• Exercise brief:
Find each line with the string "Masallı" and copy it.

[start]

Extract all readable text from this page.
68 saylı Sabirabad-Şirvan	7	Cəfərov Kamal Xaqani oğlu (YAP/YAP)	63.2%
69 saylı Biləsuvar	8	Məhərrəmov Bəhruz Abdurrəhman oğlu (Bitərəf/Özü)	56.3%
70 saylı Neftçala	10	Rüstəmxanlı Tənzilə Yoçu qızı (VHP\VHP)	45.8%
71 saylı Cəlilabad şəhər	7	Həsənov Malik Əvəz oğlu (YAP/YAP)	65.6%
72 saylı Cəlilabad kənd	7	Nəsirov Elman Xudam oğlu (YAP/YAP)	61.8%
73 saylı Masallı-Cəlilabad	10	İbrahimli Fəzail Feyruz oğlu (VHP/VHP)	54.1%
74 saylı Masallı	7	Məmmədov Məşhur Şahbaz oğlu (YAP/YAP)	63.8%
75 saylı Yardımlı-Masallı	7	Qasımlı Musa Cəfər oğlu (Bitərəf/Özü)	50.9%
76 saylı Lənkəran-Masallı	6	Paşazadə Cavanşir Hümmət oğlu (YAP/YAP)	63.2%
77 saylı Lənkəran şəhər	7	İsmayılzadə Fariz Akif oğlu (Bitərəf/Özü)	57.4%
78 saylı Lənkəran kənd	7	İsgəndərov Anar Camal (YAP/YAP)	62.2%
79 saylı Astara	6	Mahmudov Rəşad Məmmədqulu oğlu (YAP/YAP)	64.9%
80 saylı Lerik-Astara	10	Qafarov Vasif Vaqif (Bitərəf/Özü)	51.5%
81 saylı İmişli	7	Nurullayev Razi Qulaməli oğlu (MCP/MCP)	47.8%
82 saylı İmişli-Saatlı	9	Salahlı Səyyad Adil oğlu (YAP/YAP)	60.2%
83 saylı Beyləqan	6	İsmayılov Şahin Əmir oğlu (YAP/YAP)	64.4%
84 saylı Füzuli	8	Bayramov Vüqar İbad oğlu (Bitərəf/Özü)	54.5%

[end]

• The completed task:
73 saylı Masallı-Cəlilabad	10	İbrahimli Fəzail Feyruz oğlu (VHP/VHP)	54.1%
74 saylı Masallı	7	Məmmədov Məşhur Şahbaz oğlu (YAP/YAP)	63.8%
75 saylı Yardımlı-Masallı	7	Qasımlı Musa Cəfər oğlu (Bitərəf/Özü)	50.9%
76 saylı Lənkəran-Masallı	6	Paşazadə Cavanşir Hümmət oğlu (YAP/YAP)	63.2%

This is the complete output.